> **DATA TO USE**

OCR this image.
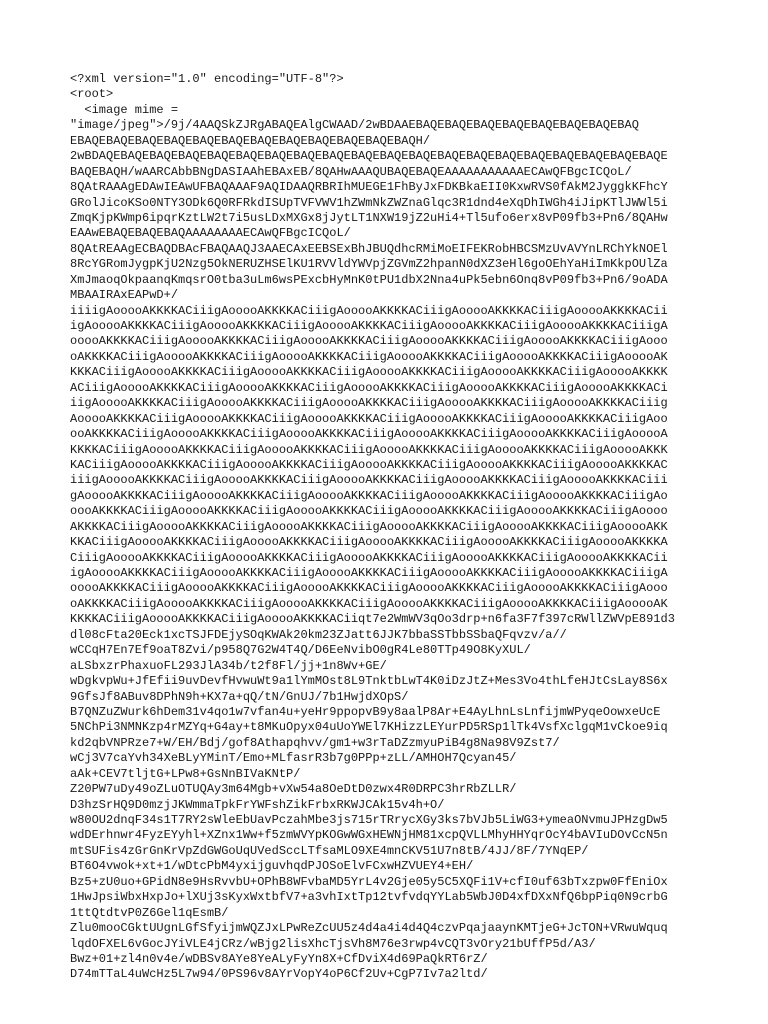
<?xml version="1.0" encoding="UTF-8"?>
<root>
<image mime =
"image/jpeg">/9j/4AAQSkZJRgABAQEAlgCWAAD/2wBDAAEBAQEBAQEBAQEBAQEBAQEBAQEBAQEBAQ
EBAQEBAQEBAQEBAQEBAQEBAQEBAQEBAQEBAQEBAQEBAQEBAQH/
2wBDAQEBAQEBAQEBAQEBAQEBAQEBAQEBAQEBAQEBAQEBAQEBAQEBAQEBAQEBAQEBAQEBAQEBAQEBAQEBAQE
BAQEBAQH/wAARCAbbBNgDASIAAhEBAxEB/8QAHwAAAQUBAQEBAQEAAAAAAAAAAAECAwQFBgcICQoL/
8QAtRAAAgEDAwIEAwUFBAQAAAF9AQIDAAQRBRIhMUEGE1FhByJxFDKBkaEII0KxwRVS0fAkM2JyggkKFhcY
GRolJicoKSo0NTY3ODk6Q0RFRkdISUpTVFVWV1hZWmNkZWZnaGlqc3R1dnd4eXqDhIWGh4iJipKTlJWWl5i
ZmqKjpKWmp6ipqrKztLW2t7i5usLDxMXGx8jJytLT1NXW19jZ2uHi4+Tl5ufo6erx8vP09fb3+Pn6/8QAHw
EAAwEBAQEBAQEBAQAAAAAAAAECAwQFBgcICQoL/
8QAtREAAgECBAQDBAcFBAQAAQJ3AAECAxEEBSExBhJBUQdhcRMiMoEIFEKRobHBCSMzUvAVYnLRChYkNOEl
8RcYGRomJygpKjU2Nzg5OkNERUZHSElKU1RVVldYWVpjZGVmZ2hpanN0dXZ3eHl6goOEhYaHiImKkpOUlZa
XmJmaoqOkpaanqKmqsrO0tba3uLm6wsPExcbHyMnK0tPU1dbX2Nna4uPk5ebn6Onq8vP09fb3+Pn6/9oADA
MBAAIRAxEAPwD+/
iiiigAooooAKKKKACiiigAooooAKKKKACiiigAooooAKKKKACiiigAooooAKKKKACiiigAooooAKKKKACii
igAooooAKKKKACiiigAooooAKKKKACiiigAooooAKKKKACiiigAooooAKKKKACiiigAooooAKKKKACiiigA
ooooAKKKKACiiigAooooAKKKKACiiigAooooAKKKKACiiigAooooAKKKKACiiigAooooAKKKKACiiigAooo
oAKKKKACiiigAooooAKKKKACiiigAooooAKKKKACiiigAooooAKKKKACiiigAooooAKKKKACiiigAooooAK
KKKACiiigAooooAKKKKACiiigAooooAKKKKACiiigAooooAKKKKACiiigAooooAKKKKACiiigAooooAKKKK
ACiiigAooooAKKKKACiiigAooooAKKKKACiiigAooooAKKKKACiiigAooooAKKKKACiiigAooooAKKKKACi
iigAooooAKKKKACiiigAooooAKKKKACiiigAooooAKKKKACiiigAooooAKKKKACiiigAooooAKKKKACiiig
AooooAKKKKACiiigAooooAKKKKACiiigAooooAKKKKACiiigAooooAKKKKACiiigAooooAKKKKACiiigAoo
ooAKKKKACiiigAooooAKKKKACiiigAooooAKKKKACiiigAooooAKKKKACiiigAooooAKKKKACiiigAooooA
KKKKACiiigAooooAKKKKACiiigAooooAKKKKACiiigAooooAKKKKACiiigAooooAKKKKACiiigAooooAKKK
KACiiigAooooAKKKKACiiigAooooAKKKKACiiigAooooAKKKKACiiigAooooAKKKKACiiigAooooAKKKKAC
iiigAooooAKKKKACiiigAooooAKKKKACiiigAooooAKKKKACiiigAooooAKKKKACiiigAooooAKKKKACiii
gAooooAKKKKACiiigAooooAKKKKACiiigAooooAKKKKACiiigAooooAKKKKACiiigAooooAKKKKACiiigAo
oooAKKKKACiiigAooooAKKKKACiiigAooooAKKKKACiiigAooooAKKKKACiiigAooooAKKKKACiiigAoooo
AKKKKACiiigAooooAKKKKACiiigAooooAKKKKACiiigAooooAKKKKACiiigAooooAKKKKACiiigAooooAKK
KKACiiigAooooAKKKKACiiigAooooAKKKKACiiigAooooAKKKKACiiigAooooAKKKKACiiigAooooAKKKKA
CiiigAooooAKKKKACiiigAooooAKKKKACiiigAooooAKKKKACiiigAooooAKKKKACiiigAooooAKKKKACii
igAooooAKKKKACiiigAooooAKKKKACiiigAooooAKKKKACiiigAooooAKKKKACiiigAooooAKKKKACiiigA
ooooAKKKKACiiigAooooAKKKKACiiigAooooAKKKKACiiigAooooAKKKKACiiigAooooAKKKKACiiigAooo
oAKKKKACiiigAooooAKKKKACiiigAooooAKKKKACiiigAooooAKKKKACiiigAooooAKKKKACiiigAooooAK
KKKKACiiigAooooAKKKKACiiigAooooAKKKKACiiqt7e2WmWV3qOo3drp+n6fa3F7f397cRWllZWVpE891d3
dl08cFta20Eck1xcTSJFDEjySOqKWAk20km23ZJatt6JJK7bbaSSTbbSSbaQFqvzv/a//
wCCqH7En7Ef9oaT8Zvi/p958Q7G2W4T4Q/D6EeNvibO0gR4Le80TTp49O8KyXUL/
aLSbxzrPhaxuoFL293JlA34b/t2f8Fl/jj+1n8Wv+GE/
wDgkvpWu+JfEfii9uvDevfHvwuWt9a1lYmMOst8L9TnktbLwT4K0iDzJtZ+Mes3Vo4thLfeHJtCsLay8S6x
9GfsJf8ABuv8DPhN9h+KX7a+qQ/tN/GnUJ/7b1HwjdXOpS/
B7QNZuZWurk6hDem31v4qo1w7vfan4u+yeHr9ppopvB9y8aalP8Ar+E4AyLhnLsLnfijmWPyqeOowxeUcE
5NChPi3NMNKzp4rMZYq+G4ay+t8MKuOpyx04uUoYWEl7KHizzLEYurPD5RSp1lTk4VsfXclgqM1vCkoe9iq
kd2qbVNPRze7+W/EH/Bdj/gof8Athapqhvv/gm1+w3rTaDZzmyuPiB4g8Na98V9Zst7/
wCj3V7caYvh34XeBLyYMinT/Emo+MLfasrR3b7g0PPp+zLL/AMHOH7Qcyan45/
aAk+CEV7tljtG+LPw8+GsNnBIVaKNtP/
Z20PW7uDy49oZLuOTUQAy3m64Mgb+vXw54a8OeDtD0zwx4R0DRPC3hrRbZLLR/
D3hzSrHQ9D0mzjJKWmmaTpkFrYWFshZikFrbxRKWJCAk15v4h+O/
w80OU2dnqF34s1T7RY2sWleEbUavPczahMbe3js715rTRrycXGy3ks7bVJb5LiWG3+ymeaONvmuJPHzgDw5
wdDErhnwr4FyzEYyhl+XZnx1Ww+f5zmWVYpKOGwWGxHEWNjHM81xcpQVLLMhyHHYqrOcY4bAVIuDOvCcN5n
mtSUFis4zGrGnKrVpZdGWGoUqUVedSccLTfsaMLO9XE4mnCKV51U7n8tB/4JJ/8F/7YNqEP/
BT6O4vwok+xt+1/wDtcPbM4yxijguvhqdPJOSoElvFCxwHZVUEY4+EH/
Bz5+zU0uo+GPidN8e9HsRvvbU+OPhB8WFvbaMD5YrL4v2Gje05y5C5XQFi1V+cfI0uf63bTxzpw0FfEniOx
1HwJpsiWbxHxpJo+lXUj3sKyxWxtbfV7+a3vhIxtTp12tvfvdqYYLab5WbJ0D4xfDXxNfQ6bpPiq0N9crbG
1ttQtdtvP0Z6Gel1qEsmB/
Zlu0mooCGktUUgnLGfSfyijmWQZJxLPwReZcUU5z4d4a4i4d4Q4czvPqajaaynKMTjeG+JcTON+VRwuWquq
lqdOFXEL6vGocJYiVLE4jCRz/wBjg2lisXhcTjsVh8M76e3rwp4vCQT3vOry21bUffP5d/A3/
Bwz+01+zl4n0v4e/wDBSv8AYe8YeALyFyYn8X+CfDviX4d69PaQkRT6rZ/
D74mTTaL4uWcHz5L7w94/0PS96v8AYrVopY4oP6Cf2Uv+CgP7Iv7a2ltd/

> **EXERCISE BRIEF**
Find the string "image" in the records, then copy each line where it occurs.

> **IN RESPONSE**
OCR this image.
<image mime =
"image/jpeg">/9j/4AAQSkZJRgABAQEAlgCWAAD/2wBDAAEBAQEBAQEBAQEBAQEBAQEBAQEBAQEBAQ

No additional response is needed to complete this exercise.